- [Do this]:
Extract each record and reproduce it exactly.
══════════════════════════════
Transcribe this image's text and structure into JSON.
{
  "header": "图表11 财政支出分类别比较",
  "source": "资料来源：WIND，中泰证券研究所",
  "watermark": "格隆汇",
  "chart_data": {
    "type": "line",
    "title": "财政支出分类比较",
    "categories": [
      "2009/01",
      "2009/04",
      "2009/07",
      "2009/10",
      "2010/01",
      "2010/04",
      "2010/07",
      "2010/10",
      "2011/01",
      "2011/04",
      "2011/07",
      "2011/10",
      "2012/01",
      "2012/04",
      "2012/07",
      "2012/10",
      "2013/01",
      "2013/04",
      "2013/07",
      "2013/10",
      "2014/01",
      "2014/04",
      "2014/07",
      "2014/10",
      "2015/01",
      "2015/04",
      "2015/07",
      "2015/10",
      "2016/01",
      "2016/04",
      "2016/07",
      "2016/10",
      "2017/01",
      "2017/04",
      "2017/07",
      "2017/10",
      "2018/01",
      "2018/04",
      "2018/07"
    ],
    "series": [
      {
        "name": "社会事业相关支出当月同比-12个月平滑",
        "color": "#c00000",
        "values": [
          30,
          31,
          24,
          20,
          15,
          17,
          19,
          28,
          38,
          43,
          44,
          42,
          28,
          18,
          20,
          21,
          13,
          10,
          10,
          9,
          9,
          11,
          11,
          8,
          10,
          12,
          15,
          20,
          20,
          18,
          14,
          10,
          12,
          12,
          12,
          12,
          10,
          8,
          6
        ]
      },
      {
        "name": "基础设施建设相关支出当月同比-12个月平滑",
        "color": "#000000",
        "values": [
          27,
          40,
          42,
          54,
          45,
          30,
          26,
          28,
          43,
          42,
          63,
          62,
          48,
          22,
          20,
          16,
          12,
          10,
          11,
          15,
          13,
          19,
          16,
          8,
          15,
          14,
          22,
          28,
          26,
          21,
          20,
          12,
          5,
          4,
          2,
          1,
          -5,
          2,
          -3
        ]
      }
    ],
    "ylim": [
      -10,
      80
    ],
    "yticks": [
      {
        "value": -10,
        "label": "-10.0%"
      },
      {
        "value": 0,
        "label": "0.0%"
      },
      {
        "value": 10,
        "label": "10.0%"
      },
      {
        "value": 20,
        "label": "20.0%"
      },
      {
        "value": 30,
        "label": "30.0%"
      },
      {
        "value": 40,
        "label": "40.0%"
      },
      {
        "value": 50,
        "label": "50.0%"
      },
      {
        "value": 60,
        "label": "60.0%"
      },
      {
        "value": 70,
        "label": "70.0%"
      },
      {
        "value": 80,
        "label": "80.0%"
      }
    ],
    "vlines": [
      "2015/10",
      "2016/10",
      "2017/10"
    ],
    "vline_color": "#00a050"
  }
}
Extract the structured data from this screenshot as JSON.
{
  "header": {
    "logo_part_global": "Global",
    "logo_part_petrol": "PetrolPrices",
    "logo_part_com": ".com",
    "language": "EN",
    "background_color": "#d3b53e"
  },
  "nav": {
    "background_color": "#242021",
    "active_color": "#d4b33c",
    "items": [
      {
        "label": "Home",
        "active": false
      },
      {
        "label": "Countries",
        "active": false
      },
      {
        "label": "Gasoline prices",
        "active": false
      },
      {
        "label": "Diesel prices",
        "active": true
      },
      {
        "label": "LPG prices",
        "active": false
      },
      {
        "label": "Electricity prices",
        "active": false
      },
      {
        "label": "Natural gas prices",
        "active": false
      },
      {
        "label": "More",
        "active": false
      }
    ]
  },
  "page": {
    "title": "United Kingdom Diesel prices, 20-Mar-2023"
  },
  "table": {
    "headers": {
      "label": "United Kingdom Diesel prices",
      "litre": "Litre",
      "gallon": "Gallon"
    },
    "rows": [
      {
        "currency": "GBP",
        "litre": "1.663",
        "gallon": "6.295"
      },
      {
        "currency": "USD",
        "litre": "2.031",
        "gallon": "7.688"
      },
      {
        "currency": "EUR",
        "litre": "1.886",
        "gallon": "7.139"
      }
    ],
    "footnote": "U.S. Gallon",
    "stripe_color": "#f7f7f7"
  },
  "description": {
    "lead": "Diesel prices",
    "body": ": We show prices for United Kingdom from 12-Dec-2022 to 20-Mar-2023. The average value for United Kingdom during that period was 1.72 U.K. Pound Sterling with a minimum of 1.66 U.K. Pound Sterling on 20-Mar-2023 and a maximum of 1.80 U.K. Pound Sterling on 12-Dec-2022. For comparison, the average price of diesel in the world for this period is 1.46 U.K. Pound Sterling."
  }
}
══════════════════════════════
- [Answer below]:
Transcribe this image's text and structure into JSON.
{
  "header": "图表11 财政支出分类别比较",
  "source": "资料来源：WIND，中泰证券研究所",
  "watermark": "格隆汇",
  "chart_data": {
    "type": "line",
    "title": "财政支出分类比较",
    "categories": [
      "2009/01",
      "2009/04",
      "2009/07",
      "2009/10",
      "2010/01",
      "2010/04",
      "2010/07",
      "2010/10",
      "2011/01",
      "2011/04",
      "2011/07",
      "2011/10",
      "2012/01",
      "2012/04",
      "2012/07",
      "2012/10",
      "2013/01",
      "2013/04",
      "2013/07",
      "2013/10",
      "2014/01",
      "2014/04",
      "2014/07",
      "2014/10",
      "2015/01",
      "2015/04",
      "2015/07",
      "2015/10",
      "2016/01",
      "2016/04",
      "2016/07",
      "2016/10",
      "2017/01",
      "2017/04",
      "2017/07",
      "2017/10",
      "2018/01",
      "2018/04",
      "2018/07"
    ],
    "series": [
      {
        "name": "社会事业相关支出当月同比-12个月平滑",
        "color": "#c00000",
        "values": [
          30,
          31,
          24,
          20,
          15,
          17,
          19,
          28,
          38,
          43,
          44,
          42,
          28,
          18,
          20,
          21,
          13,
          10,
          10,
          9,
          9,
          11,
          11,
          8,
          10,
          12,
          15,
          20,
          20,
          18,
          14,
          10,
          12,
          12,
          12,
          12,
          10,
          8,
          6
        ]
      },
      {
        "name": "基础设施建设相关支出当月同比-12个月平滑",
        "color": "#000000",
        "values": [
          27,
          40,
          42,
          54,
          45,
          30,
          26,
          28,
          43,
          42,
          63,
          62,
          48,
          22,
          20,
          16,
          12,
          10,
          11,
          15,
          13,
          19,
          16,
          8,
          15,
          14,
          22,
          28,
          26,
          21,
          20,
          12,
          5,
          4,
          2,
          1,
          -5,
          2,
          -3
        ]
      }
    ],
    "ylim": [
      -10,
      80
    ],
    "yticks": [
      {
        "value": -10,
        "label": "-10.0%"
      },
      {
        "value": 0,
        "label": "0.0%"
      },
      {
        "value": 10,
        "label": "10.0%"
      },
      {
        "value": 20,
        "label": "20.0%"
      },
      {
        "value": 30,
        "label": "30.0%"
      },
      {
        "value": 40,
        "label": "40.0%"
      },
      {
        "value": 50,
        "label": "50.0%"
      },
      {
        "value": 60,
        "label": "60.0%"
      },
      {
        "value": 70,
        "label": "70.0%"
      },
      {
        "value": 80,
        "label": "80.0%"
      }
    ],
    "vlines": [
      "2015/10",
      "2016/10",
      "2017/10"
    ],
    "vline_color": "#00a050"
  }
}
Extract the structured data from this screenshot as JSON.
{
  "header": {
    "logo_part_global": "Global",
    "logo_part_petrol": "PetrolPrices",
    "logo_part_com": ".com",
    "language": "EN",
    "background_color": "#d3b53e"
  },
  "nav": {
    "background_color": "#242021",
    "active_color": "#d4b33c",
    "items": [
      {
        "label": "Home",
        "active": false
      },
      {
        "label": "Countries",
        "active": false
      },
      {
        "label": "Gasoline prices",
        "active": false
      },
      {
        "label": "Diesel prices",
        "active": true
      },
      {
        "label": "LPG prices",
        "active": false
      },
      {
        "label": "Electricity prices",
        "active": false
      },
      {
        "label": "Natural gas prices",
        "active": false
      },
      {
        "label": "More",
        "active": false
      }
    ]
  },
  "page": {
    "title": "United Kingdom Diesel prices, 20-Mar-2023"
  },
  "table": {
    "headers": {
      "label": "United Kingdom Diesel prices",
      "litre": "Litre",
      "gallon": "Gallon"
    },
    "rows": [
      {
        "currency": "GBP",
        "litre": "1.663",
        "gallon": "6.295"
      },
      {
        "currency": "USD",
        "litre": "2.031",
        "gallon": "7.688"
      },
      {
        "currency": "EUR",
        "litre": "1.886",
        "gallon": "7.139"
      }
    ],
    "footnote": "U.S. Gallon",
    "stripe_color": "#f7f7f7"
  },
  "description": {
    "lead": "Diesel prices",
    "body": ": We show prices for United Kingdom from 12-Dec-2022 to 20-Mar-2023. The average value for United Kingdom during that period was 1.72 U.K. Pound Sterling with a minimum of 1.66 U.K. Pound Sterling on 20-Mar-2023 and a maximum of 1.80 U.K. Pound Sterling on 12-Dec-2022. For comparison, the average price of diesel in the world for this period is 1.46 U.K. Pound Sterling."
  }
}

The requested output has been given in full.